> _To be done_:
Restate each of the lines below word for word and drop every picture.

> _Data records_:
*****

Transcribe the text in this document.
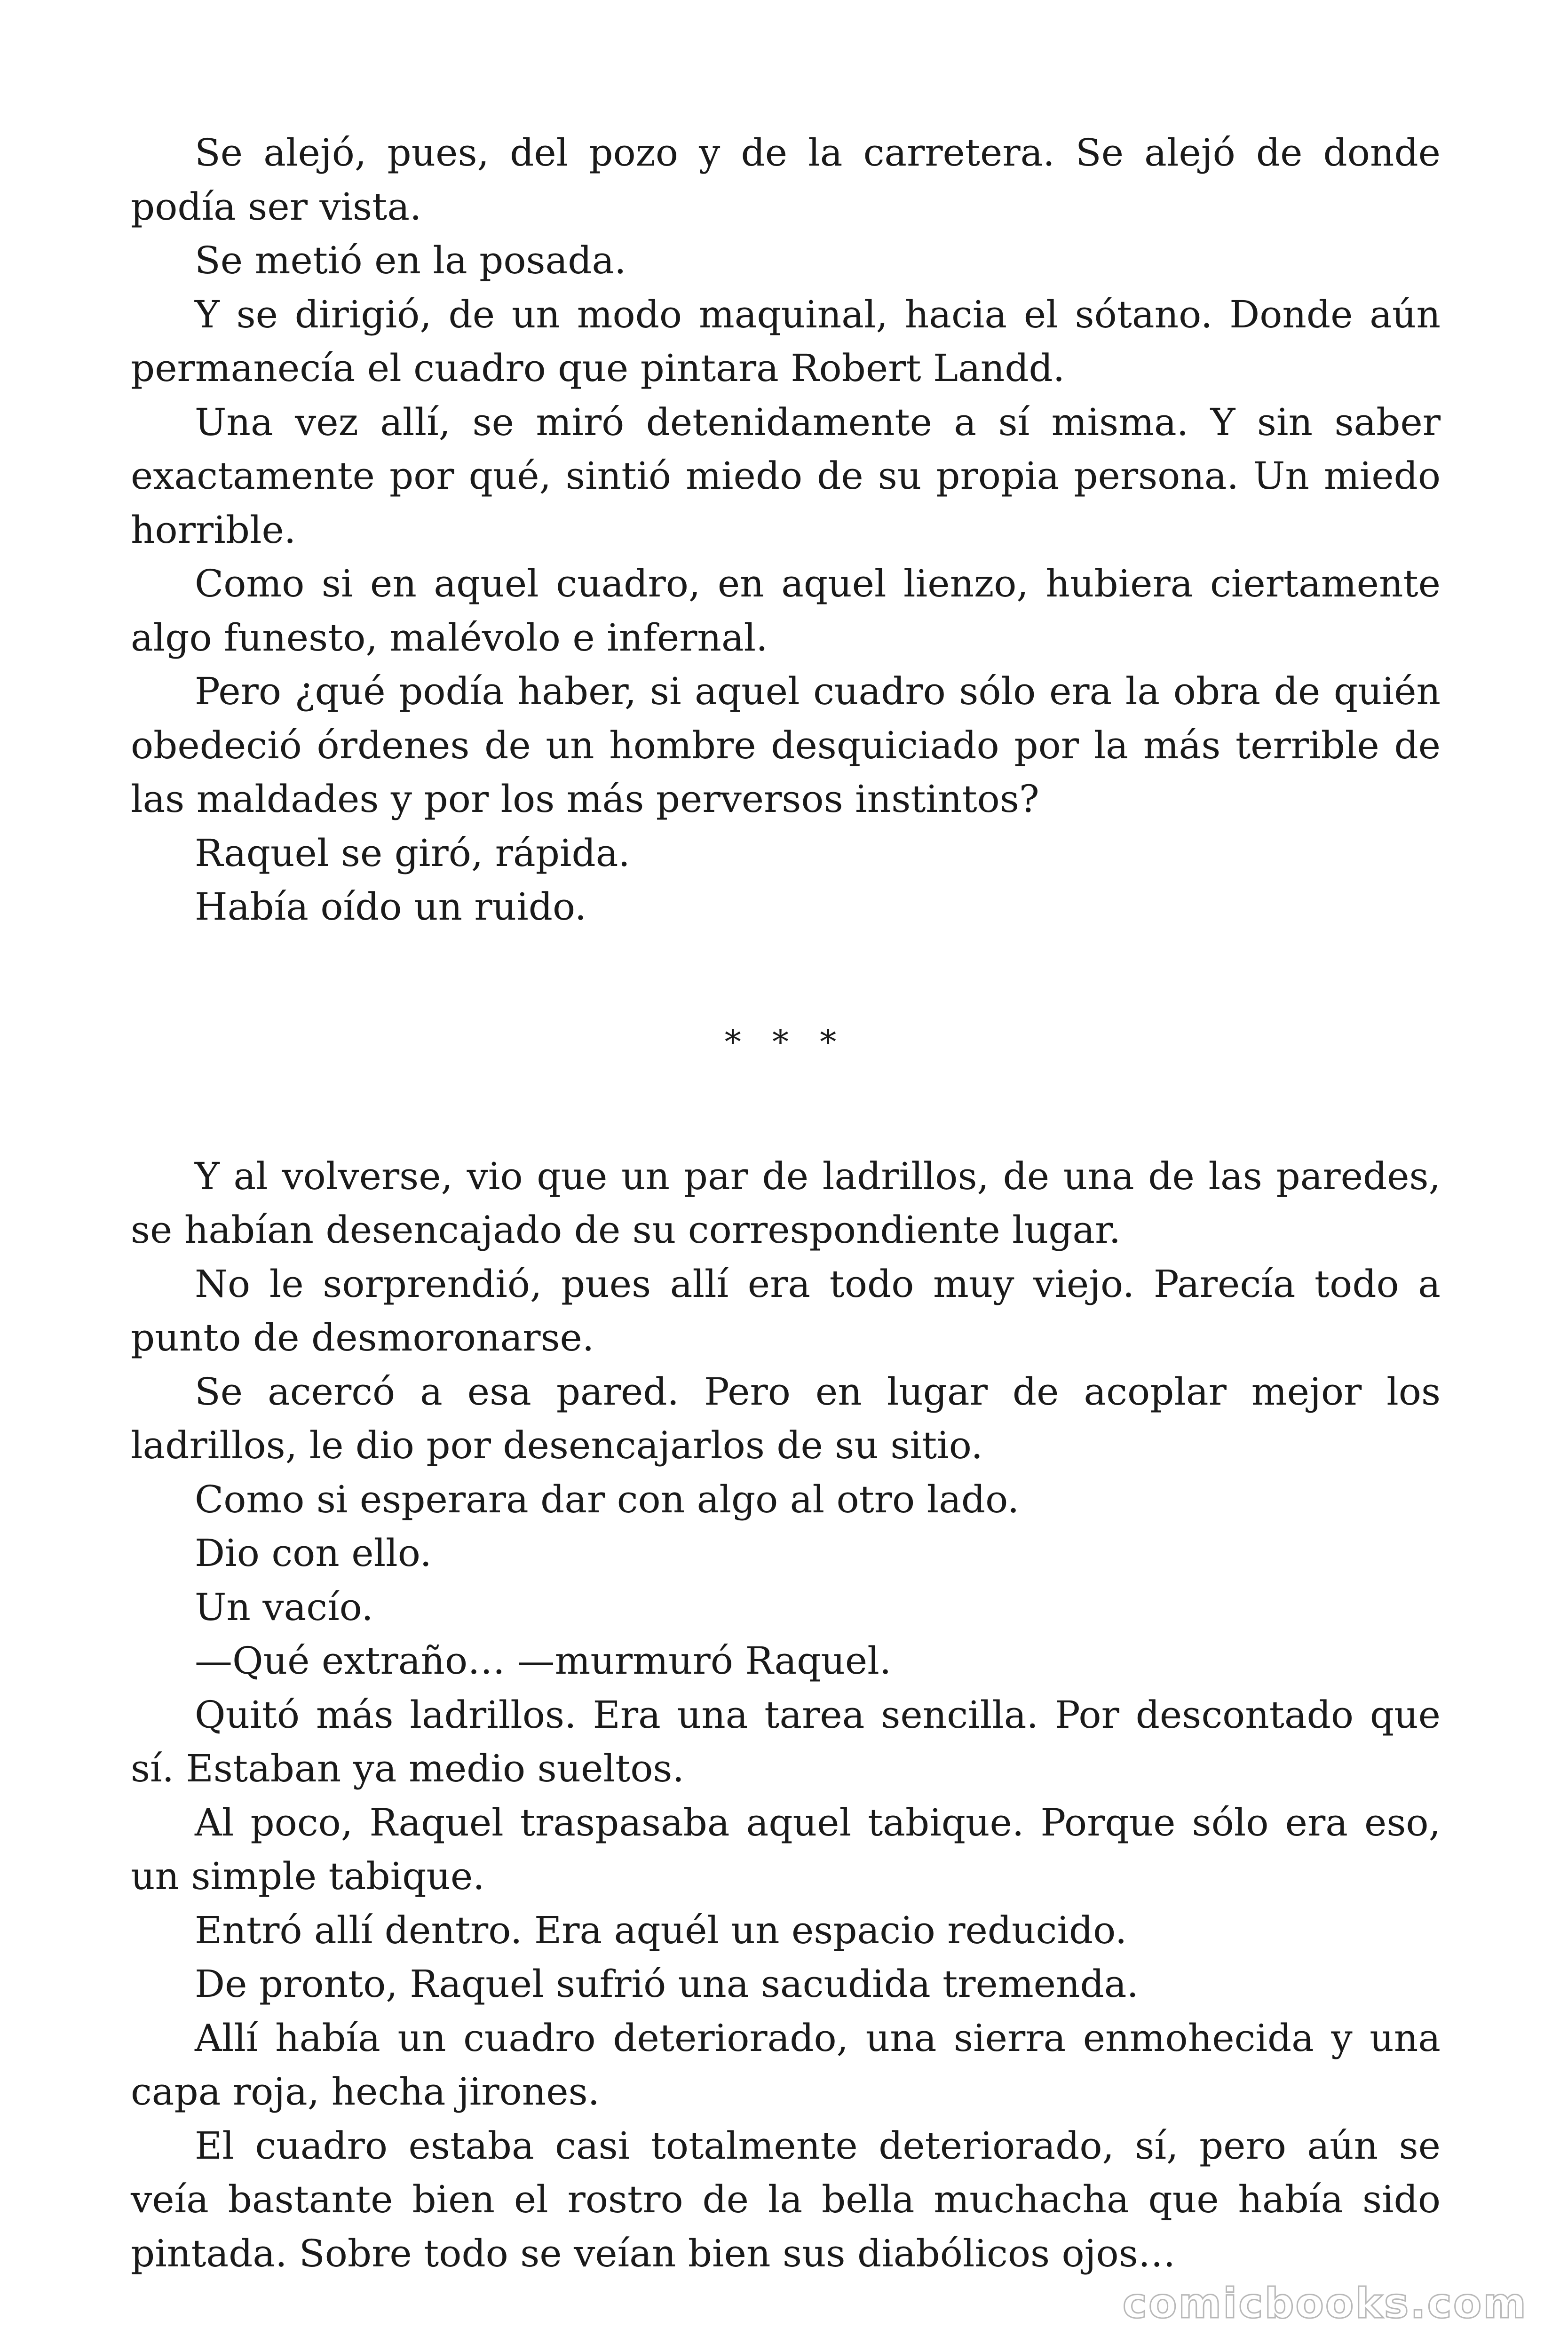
Se alejó, pues, del pozo y de la carretera. Se alejó de donde podía ser vista.

Se metió en la posada.

Y se dirigió, de un modo maquinal, hacia el sótano. Donde aún permanecía el cuadro que pintara Robert Landd.

Una vez allí, se miró detenidamente a sí misma. Y sin saber exactamente por qué, sintió miedo de su propia persona. Un miedo horrible.

Como si en aquel cuadro, en aquel lienzo, hubiera ciertamente algo funesto, malévolo e infernal.

Pero ¿qué podía haber, si aquel cuadro sólo era la obra de quién obedeció órdenes de un hombre desquiciado por la más terrible de las maldades y por los más perversos instintos?

Raquel se giró, rápida.

Había oído un ruido.

* * *

Y al volverse, vio que un par de ladrillos, de una de las paredes, se habían desencajado de su correspondiente lugar.

No le sorprendió, pues allí era todo muy viejo. Parecía todo a punto de desmoronarse.

Se acercó a esa pared. Pero en lugar de acoplar mejor los ladrillos, le dio por desencajarlos de su sitio.

Como si esperara dar con algo al otro lado.

Dio con ello.

Un vacío.

—Qué extraño… —murmuró Raquel.

Quitó más ladrillos. Era una tarea sencilla. Por descontado que sí. Estaban ya medio sueltos.

Al poco, Raquel traspasaba aquel tabique. Porque sólo era eso, un simple tabique.

Entró allí dentro. Era aquél un espacio reducido.

De pronto, Raquel sufrió una sacudida tremenda.

Allí había un cuadro deteriorado, una sierra enmohecida y una capa roja, hecha jirones.

El cuadro estaba casi totalmente deteriorado, sí, pero aún se veía bastante bien el rostro de la bella muchacha que había sido pintada. Sobre todo se veían bien sus diabólicos ojos…

comicbooks.com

*****

> _Right answer_:
Transcribe the text in this document.
Se alejó, pues, del pozo y de la carretera. Se alejó de donde podía ser vista.

Se metió en la posada.

Y se dirigió, de un modo maquinal, hacia el sótano. Donde aún permanecía el cuadro que pintara Robert Landd.

Una vez allí, se miró detenidamente a sí misma. Y sin saber exactamente por qué, sintió miedo de su propia persona. Un miedo horrible.

Como si en aquel cuadro, en aquel lienzo, hubiera ciertamente algo funesto, malévolo e infernal.

Pero ¿qué podía haber, si aquel cuadro sólo era la obra de quién obedeció órdenes de un hombre desquiciado por la más terrible de las maldades y por los más perversos instintos?

Raquel se giró, rápida.

Había oído un ruido.

* * *

Y al volverse, vio que un par de ladrillos, de una de las paredes, se habían desencajado de su correspondiente lugar.

No le sorprendió, pues allí era todo muy viejo. Parecía todo a punto de desmoronarse.

Se acercó a esa pared. Pero en lugar de acoplar mejor los ladrillos, le dio por desencajarlos de su sitio.

Como si esperara dar con algo al otro lado.

Dio con ello.

Un vacío.

—Qué extraño… —murmuró Raquel.

Quitó más ladrillos. Era una tarea sencilla. Por descontado que sí. Estaban ya medio sueltos.

Al poco, Raquel traspasaba aquel tabique. Porque sólo era eso, un simple tabique.

Entró allí dentro. Era aquél un espacio reducido.

De pronto, Raquel sufrió una sacudida tremenda.

Allí había un cuadro deteriorado, una sierra enmohecida y una capa roja, hecha jirones.

El cuadro estaba casi totalmente deteriorado, sí, pero aún se veía bastante bien el rostro de la bella muchacha que había sido pintada. Sobre todo se veían bien sus diabólicos ojos…

comicbooks.com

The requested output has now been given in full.